3. Biosynthèse du collagène
Plusieurs types cellulaires sont capables de synthétiser des collagènes. Les plus étudiés sont les fibroblastes qui « consacrent » de 5 à 15 p. 100 de leur activité biosynthétique à la fabrication des collagènes (de types I et III en particulier). Les chondrocytes du cartilage synthétisent le collagène de type II et les cellules musculaires lisses des parois vasculaires font des types I, III, IV et V et probablement d'autres types aussi. Les cellules endothéliales synthétisent du type III, IV et SC, les kératocytes de la cornée et les ostéoblastes du type I préférentiellement.
La biosynthèse du collagène commence dans la cellule, comme lors de la synthèse de toutes les protéines par la « traduction » des gènes de structure riches en « introns ». Cette traduction donne naissance à des précurseurs d'ARN-messagers (pro-mARN) dont le découpage donne le messager définitif (mARN) qui s'associe avec les ribosomes et qui est transcrit en chaînes peptidiques. Au fur et à mesure que la chaîne pro-alpha est synthétisée, la proline hydroxylase et la lysine hydroxylase transforment immédiatement le nombre (précisément déterminé) des résidus de proline et de lysine en hydroxyproline, voire en hydroxylysine et ce n'est qu'après la terminaison de ces hydroxylations suivie de la glycosylation d'une partie des hydroxylysines que la chaîne pro-alpha peut quitter les complexes ribosomaux (polysomes). La chaîne pro-alpha porte à ses deux bouts les extensions peptidiques C- et N-terminales caractéristiques du procollagène.
Dans l'ergastoplasme de la cellule productrice, les trois chaînes alpha vont s'unir en une triple hélice comportant aux deux extrémités des extensions plus ou moins globulaires qui seront ensuite coupées au moment de leur excrétion de la cellule, au niveau de la membrane cellulaire, par des protéases spécifiques que l'on appelle les pro-collagène-peptidases (ou propeptidases) N- et C-terminales, pour ne laisser sortir de la molécule que le tropocollagène, séparées de ses deux bouts N- et C-terminaux. Par un mécanisme encore incomplètement élucidé, une partie des molécules de procollagène fraîchement synthétisée est immédiatement dégradée avant qu'elle quitte la cellule.
Récemment, on a pu retrouver le peptide N-terminal dans la circulation. Il peut être déterminé par une méthode radio-immunologique. Son dosage permet de détecter les variations de métabolisme du collagène, par exemple dans les cirrhoses (cf. chap. 4).

▶ **Données fournies**:
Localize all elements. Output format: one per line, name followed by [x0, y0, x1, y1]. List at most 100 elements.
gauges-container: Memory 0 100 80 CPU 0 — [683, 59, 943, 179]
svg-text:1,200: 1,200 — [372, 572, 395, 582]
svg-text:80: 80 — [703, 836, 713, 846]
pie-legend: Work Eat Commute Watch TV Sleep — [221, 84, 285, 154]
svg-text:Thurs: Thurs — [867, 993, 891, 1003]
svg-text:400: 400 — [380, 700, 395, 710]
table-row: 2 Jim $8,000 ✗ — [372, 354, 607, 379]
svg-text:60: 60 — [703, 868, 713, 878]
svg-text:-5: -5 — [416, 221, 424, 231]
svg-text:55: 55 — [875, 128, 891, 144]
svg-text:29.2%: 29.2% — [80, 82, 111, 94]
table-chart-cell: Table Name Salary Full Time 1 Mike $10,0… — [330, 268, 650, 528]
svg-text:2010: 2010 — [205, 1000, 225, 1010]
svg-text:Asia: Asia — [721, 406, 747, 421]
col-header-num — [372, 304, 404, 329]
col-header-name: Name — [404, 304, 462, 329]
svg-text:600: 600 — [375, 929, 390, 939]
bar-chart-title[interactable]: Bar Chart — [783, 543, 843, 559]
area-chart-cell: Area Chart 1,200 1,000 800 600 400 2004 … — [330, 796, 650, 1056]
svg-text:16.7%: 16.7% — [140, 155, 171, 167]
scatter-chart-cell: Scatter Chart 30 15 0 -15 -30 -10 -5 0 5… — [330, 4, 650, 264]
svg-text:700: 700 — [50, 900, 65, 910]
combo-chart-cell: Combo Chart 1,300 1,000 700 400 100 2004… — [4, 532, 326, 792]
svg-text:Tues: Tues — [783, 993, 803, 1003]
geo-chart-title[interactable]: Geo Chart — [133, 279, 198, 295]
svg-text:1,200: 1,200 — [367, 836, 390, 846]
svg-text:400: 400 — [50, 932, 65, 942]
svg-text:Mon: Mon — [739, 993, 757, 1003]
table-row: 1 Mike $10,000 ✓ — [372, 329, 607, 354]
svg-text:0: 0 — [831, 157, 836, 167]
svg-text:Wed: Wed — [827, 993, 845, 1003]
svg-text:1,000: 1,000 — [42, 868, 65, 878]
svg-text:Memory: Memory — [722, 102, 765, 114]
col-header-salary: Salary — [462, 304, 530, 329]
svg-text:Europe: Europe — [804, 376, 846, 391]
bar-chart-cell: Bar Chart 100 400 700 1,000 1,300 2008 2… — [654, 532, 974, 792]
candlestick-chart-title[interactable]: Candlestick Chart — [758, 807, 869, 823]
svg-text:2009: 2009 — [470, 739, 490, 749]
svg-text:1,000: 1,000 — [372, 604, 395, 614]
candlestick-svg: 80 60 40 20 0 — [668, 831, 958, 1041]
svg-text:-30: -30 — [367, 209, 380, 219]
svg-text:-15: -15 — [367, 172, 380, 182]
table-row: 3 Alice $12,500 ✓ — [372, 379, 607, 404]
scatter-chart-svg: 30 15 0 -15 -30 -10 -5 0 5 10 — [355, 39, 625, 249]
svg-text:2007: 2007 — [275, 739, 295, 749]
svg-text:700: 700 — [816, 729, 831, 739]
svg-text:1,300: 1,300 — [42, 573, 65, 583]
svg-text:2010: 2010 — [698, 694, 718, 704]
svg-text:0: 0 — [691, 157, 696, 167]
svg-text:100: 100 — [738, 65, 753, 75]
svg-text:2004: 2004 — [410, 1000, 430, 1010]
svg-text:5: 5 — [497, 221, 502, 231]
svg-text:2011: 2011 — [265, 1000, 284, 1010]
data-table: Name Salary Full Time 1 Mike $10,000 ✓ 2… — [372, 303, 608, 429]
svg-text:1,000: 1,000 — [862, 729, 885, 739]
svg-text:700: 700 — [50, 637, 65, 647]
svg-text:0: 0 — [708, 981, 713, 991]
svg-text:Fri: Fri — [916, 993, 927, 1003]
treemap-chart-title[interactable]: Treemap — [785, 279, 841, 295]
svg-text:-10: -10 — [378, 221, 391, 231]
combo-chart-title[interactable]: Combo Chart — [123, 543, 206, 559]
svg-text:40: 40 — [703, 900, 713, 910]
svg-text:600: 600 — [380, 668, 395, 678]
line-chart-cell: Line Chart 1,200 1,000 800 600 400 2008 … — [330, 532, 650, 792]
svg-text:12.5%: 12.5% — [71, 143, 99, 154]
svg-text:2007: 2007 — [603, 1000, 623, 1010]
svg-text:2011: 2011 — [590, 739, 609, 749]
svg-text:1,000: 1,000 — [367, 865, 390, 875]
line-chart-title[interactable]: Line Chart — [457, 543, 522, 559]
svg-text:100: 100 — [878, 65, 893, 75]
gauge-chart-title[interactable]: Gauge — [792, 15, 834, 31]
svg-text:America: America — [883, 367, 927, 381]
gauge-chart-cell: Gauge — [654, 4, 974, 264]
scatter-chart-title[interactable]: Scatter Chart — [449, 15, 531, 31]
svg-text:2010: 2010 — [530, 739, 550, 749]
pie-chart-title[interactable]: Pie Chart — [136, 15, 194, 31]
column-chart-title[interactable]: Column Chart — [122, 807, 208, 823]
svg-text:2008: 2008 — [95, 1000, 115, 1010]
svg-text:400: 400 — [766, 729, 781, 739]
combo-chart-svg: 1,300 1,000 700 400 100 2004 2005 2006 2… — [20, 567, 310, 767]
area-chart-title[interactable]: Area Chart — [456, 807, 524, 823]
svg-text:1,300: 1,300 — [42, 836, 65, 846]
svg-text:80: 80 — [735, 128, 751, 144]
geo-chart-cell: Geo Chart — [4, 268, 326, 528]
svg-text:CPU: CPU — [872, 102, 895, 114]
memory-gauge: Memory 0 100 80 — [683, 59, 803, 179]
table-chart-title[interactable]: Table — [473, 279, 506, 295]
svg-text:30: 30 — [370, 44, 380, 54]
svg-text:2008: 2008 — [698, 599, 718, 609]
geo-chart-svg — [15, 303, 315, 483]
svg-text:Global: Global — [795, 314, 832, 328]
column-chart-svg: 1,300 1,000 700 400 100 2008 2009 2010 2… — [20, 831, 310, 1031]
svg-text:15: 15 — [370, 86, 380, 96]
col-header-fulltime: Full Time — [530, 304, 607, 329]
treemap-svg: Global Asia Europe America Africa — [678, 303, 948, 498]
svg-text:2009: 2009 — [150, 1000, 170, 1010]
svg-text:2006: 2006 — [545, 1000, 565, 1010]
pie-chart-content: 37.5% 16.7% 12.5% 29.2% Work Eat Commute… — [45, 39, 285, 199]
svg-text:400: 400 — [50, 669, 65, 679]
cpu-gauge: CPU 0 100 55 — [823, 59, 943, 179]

▶ **Énoncé**: Reproduisez fidèlement le passage du texte sur la biosynthèse du collagène qui commence par « Dans l'ergastoplasme de » et se poursuit jusqu'à « quitte la cellule. ».

▶ **Réponse attendue**:
Dans l'ergastoplasme de la cellule productrice, les trois chaînes alpha vont s'unir en une triple hélice comportant aux deux extrémités des extensions plus ou moins globulaires qui seront ensuite coupées au moment de leur excrétion de la cellule, au niveau de la membrane cellulaire, par des protéases spécifiques que l'on appelle les pro-collagène-peptidases (ou propeptidases) N- et C-terminales, pour ne laisser sortir de la molécule que le tropocollagène, séparées de ses deux bouts N- et C-terminaux. Par un mécanisme encore incomplètement élucidé, une partie des molécules de procollagène fraîchement synthétisée est immédiatement dégradée avant qu'elle quitte la cellule.